**TEXT SECTION:**
------
A Substitute for War

Basketball philosophy

The year of coaching narratives and the right fit

with 2 comments

Mike D'Antoni coaching the New York Knicks in ...

 (Photo credit: Wikipedia)

I’ve made a handful of posts regarding the value of coaches in the NBA. My general belief is coaches are more often than not overrated. There is usually no escaping a team’s talent level in the NBA. Furthermore something I’ve been fascinated by is the connection of offense and defense in the NBA. I do not favor isolating team ORTG and DRTGs, because I believe teams can have “identities” or push their energy and planning towards one side of the court, elevating either the ORTG or DRTG, but at the cost of the other end. As a good example this year’s Indiana Pacers are 1st defensively and 29th offensively. Why so futile offensively with talents on that end like Paul George, David West and Roy Hibbert? They’re probably playing below their heads offensively for the same reason they’re playing above their heads defensively: Because they’re a defensively orientated team. On the other hand, the Houston Rockets are 9th offensively and 19th defensively despite having one of the best defensive centers in the league in Omer Asik and little offensive talent outside of James Harden. Chances are with a different style of play they could be better defensively but at the cost of offensively. The end result of the Pacers and Rockets is that they’re playing almost exactly as expected, the Pacers in the mix for the 2nd-4th seed and the Rockets in the mix for the 8th. While I respect Frank Vogel and Kevin McHale, I see little reason to believe they’re coaching has made their teams better. It makes more sense to say Pacers are great because they have 3 all-stars at SF, PF and C in George, West and Hibbert, the Rockets because they have one of the league’s best players in Harden along with a few decent supporting pieces like Asik, Chandler Parsons, Jeremy Lin – and the coach and system did enough for these rosters to play up to their ability, no matter whether it was with offense or defense emphasized.
------
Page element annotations

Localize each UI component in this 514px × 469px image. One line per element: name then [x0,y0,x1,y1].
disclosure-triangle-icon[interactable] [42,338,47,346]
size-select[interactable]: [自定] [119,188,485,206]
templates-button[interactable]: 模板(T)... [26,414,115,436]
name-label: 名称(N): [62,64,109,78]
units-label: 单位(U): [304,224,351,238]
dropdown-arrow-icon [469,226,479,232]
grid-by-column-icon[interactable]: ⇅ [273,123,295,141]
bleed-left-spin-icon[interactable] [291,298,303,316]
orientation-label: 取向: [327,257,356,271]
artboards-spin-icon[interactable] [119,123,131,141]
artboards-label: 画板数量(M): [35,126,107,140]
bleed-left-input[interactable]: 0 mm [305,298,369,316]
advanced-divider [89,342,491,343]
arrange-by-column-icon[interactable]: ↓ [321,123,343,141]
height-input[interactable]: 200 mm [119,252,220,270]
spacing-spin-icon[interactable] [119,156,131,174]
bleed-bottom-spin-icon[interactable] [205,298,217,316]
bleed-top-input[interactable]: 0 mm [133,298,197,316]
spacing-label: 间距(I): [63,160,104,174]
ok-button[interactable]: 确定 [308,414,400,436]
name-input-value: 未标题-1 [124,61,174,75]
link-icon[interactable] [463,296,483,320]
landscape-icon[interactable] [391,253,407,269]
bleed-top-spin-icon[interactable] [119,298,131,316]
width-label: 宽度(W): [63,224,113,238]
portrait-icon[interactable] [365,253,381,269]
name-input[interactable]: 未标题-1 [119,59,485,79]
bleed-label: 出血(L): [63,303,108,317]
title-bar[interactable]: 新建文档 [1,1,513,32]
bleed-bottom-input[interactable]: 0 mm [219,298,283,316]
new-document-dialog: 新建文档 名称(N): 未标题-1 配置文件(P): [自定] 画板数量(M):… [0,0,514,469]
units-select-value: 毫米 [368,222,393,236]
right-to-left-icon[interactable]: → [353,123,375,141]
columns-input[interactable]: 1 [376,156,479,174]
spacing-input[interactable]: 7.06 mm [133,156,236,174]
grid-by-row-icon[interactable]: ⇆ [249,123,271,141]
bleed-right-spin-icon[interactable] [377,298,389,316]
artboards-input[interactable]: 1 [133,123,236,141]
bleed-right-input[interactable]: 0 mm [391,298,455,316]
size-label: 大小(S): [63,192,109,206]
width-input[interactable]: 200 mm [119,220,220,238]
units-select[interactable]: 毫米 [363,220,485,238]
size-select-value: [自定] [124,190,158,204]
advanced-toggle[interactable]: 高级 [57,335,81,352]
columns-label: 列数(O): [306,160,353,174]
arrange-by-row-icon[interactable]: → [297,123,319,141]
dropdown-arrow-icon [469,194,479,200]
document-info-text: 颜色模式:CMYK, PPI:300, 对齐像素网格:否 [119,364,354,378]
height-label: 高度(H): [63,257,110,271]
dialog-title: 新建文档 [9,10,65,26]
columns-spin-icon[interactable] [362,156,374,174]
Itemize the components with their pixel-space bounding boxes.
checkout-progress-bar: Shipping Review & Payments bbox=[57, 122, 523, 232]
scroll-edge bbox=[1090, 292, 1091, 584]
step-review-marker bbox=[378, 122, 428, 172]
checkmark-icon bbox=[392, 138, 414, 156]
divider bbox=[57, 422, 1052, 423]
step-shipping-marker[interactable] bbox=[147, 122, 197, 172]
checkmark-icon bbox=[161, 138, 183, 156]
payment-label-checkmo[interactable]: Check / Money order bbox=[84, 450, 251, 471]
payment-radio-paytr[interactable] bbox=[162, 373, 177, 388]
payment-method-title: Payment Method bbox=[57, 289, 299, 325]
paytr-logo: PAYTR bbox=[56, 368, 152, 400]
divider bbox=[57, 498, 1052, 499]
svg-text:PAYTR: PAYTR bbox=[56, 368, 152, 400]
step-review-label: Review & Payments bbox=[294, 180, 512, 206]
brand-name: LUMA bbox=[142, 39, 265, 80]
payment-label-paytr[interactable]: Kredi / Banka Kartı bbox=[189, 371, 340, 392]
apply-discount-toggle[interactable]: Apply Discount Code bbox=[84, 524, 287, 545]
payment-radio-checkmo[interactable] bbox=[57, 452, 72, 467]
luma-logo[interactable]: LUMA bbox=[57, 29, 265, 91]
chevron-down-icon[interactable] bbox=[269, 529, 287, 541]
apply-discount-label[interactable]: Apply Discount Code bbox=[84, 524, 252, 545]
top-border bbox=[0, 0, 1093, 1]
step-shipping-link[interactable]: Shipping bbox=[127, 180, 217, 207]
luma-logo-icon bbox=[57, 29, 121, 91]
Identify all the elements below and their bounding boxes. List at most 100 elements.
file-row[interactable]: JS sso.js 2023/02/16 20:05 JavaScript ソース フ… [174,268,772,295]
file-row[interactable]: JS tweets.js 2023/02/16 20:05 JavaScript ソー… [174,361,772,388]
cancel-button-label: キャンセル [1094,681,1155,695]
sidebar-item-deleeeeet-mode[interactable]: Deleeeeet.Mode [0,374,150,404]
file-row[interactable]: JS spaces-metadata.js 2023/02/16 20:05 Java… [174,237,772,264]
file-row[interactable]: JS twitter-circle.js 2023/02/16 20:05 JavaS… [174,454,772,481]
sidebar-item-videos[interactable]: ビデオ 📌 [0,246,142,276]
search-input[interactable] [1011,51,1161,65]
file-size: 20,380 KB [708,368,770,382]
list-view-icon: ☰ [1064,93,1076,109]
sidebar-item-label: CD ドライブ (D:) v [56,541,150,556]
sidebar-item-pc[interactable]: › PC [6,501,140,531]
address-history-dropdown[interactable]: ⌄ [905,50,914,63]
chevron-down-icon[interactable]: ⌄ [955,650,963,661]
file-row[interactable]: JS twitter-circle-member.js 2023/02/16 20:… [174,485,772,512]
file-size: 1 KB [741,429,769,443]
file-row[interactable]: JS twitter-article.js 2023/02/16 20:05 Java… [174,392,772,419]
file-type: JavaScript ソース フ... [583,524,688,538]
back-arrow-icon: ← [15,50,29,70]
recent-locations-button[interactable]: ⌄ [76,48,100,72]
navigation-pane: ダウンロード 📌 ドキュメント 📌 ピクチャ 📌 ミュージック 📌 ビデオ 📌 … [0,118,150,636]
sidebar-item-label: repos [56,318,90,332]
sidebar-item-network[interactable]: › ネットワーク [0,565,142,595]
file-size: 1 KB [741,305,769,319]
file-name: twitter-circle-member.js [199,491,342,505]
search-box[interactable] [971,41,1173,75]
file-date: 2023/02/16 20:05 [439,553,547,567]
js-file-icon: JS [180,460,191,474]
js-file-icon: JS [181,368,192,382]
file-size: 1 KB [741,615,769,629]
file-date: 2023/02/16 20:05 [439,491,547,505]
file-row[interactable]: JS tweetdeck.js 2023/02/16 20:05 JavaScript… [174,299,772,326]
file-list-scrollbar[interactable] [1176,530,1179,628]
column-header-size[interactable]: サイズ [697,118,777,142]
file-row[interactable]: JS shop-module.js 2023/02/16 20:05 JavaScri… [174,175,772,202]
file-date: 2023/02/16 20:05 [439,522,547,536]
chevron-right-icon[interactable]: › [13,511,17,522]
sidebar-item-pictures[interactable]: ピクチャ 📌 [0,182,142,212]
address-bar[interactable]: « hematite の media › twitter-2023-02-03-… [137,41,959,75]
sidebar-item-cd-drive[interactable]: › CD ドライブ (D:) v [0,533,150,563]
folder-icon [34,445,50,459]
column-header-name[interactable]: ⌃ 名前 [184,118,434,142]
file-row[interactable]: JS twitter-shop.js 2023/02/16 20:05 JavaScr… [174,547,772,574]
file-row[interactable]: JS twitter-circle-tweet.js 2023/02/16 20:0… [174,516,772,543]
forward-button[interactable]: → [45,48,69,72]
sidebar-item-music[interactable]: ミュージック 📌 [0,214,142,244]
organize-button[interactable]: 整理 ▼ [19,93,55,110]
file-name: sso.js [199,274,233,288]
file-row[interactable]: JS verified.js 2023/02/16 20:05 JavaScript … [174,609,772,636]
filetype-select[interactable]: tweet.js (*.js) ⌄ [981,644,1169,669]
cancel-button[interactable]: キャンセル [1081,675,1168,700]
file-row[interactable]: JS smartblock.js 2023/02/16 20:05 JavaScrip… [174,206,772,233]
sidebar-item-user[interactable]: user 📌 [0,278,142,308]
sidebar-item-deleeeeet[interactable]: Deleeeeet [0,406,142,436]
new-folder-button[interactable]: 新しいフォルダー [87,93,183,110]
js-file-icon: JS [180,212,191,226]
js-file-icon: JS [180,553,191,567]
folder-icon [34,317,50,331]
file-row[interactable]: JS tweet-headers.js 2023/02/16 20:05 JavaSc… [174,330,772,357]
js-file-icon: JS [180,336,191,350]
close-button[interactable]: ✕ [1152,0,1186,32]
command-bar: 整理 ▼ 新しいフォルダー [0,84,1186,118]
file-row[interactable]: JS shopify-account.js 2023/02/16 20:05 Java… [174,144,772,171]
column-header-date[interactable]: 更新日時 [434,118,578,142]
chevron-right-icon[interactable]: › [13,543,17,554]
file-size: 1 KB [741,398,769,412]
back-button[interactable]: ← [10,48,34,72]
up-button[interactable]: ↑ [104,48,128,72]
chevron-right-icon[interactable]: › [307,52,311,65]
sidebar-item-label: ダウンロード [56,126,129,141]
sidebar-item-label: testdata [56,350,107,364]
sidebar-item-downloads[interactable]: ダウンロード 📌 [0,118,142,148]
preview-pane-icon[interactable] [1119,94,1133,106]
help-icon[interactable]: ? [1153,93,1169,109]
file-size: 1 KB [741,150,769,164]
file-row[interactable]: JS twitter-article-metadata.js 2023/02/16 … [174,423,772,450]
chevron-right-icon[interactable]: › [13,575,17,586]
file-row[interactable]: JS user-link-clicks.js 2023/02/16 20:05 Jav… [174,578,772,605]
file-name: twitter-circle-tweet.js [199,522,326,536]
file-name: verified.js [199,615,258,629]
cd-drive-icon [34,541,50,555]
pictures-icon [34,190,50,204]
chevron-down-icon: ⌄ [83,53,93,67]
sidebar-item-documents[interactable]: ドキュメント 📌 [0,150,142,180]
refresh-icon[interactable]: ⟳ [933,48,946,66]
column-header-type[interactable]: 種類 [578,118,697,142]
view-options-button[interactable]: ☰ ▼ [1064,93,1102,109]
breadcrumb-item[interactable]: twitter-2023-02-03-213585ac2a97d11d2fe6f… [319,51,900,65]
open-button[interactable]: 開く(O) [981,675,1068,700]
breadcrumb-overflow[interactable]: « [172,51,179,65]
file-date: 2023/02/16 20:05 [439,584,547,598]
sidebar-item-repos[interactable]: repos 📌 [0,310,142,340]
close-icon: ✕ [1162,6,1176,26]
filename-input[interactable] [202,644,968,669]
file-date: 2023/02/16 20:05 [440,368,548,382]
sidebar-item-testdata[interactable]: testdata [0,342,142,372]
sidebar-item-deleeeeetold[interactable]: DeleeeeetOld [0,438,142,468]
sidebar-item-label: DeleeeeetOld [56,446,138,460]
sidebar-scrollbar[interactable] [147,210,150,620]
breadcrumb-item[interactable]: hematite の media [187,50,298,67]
------
Output the passage of the basketball text from "Basketball philosophy" to "(Photo credit: Wikipedia)". The lines above are separate material, unrelated to the basketball text.

Basketball philosophy

The year of coaching narratives and the right fit

with 2 comments

Mike D'Antoni coaching the New York Knicks in ...

 (Photo credit: Wikipedia)